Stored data
═══

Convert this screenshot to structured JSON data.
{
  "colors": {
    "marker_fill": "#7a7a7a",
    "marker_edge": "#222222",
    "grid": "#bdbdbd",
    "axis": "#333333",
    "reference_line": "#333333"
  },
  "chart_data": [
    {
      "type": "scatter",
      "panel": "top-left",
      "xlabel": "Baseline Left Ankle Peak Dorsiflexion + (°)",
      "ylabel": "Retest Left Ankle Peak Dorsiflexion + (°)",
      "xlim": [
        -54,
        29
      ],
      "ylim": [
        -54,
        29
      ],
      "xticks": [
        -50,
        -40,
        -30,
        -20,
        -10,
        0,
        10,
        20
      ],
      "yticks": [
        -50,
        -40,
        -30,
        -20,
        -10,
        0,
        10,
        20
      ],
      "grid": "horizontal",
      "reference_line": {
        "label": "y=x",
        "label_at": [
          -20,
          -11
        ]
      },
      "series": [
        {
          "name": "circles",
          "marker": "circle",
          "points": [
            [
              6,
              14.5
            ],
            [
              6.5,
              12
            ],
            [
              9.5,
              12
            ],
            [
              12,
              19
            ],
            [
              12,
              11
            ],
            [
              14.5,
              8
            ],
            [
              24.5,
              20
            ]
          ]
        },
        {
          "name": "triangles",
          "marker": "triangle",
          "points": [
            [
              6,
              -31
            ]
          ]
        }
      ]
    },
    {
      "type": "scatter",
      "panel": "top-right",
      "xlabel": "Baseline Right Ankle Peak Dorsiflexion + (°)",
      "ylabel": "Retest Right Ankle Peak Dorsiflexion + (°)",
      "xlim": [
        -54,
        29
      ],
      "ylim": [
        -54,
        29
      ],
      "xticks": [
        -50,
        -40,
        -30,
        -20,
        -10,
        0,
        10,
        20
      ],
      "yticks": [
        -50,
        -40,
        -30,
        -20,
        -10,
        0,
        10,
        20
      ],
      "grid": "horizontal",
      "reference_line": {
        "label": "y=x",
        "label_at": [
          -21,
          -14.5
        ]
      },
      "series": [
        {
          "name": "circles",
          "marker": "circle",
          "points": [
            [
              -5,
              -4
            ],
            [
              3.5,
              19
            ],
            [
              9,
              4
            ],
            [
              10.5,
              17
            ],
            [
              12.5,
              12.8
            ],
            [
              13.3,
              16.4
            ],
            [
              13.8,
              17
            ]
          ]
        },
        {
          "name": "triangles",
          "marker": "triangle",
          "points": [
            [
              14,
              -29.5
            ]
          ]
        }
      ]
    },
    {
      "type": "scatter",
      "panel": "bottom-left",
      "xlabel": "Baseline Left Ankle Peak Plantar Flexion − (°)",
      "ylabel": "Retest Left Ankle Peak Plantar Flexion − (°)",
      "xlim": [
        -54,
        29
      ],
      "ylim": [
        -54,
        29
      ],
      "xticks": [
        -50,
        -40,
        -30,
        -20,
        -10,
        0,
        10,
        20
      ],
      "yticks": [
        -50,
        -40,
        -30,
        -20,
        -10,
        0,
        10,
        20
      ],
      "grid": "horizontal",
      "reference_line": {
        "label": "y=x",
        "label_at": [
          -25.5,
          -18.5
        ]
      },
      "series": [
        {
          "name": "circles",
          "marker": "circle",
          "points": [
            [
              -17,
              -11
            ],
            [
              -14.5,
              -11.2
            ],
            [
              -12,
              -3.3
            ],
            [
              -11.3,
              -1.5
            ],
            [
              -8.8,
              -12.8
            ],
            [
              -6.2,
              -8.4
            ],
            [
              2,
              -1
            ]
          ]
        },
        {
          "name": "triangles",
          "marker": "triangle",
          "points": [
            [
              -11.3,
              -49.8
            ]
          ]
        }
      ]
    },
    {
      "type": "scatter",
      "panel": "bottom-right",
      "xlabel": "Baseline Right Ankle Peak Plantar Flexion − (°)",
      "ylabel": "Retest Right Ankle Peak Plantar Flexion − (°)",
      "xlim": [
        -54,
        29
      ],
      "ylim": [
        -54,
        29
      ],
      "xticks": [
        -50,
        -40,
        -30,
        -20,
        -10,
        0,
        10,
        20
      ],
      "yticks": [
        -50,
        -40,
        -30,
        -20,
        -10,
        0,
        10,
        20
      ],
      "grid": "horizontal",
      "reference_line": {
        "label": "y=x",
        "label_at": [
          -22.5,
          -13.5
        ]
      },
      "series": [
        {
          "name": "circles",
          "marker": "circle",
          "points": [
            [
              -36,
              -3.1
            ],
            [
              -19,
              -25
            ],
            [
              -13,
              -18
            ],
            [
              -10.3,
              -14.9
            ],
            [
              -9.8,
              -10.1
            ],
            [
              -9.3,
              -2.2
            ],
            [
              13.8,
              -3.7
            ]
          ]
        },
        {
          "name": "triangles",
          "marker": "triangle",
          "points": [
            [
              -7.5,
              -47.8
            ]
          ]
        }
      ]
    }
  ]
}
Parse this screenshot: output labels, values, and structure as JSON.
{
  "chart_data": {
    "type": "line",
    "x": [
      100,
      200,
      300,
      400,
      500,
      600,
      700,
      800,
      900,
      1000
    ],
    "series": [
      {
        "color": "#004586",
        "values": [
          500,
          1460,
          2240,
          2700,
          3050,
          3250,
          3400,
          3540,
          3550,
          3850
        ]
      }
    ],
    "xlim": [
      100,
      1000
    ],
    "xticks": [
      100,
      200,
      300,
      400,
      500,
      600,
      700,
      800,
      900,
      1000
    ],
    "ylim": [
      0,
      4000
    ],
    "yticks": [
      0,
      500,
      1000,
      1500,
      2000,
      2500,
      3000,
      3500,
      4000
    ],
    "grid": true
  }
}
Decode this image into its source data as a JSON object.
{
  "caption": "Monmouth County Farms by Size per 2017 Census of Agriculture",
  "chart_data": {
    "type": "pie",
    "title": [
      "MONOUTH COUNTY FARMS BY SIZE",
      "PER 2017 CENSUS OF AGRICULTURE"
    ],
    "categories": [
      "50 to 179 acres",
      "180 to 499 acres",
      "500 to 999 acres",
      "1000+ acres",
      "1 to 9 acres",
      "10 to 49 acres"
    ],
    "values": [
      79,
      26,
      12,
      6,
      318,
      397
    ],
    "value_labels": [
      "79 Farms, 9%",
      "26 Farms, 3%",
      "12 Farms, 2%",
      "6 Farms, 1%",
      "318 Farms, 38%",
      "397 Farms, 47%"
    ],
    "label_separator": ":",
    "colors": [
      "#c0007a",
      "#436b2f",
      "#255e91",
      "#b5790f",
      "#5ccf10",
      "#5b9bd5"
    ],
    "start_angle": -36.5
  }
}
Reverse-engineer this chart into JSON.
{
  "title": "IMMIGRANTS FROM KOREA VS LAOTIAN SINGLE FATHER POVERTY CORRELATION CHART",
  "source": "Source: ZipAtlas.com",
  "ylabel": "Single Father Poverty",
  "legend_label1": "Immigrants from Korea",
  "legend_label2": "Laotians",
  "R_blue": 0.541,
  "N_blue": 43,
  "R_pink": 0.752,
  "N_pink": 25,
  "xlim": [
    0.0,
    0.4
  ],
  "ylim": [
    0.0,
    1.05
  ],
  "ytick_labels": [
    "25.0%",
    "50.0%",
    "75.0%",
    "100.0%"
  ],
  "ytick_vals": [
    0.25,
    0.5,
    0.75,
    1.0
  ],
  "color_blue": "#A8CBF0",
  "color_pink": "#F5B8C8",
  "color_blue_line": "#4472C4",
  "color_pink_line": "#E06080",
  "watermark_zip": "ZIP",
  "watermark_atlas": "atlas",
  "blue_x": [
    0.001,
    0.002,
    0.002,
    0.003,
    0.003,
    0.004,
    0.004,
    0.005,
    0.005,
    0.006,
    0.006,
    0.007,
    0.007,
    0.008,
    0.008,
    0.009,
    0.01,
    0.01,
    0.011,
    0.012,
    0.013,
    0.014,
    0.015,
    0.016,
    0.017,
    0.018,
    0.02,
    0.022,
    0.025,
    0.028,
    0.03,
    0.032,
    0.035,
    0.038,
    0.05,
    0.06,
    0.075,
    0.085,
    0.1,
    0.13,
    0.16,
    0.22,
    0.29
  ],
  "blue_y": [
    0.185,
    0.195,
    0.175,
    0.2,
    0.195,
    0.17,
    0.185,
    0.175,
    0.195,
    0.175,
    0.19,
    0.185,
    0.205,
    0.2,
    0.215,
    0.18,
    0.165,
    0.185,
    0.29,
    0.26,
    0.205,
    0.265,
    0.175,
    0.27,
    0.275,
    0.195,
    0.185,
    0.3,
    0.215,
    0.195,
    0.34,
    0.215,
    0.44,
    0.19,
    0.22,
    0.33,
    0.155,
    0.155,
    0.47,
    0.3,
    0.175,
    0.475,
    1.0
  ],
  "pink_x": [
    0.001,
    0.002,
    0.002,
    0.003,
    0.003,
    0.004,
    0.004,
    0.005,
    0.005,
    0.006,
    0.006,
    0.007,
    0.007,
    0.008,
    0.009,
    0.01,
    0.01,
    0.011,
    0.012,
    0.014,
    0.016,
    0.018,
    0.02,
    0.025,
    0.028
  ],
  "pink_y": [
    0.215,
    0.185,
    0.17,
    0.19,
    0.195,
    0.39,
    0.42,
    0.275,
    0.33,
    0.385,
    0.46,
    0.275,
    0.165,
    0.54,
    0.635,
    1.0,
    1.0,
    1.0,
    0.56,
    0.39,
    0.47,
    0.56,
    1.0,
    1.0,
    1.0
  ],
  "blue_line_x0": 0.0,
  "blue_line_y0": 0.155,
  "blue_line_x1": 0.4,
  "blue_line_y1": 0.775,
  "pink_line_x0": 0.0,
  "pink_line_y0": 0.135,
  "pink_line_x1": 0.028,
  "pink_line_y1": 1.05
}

═══

*Challenge:*
What is the number of lines in the listing above that contain the string "Plantar"? Give only the number.

*Result for this exercise:*
4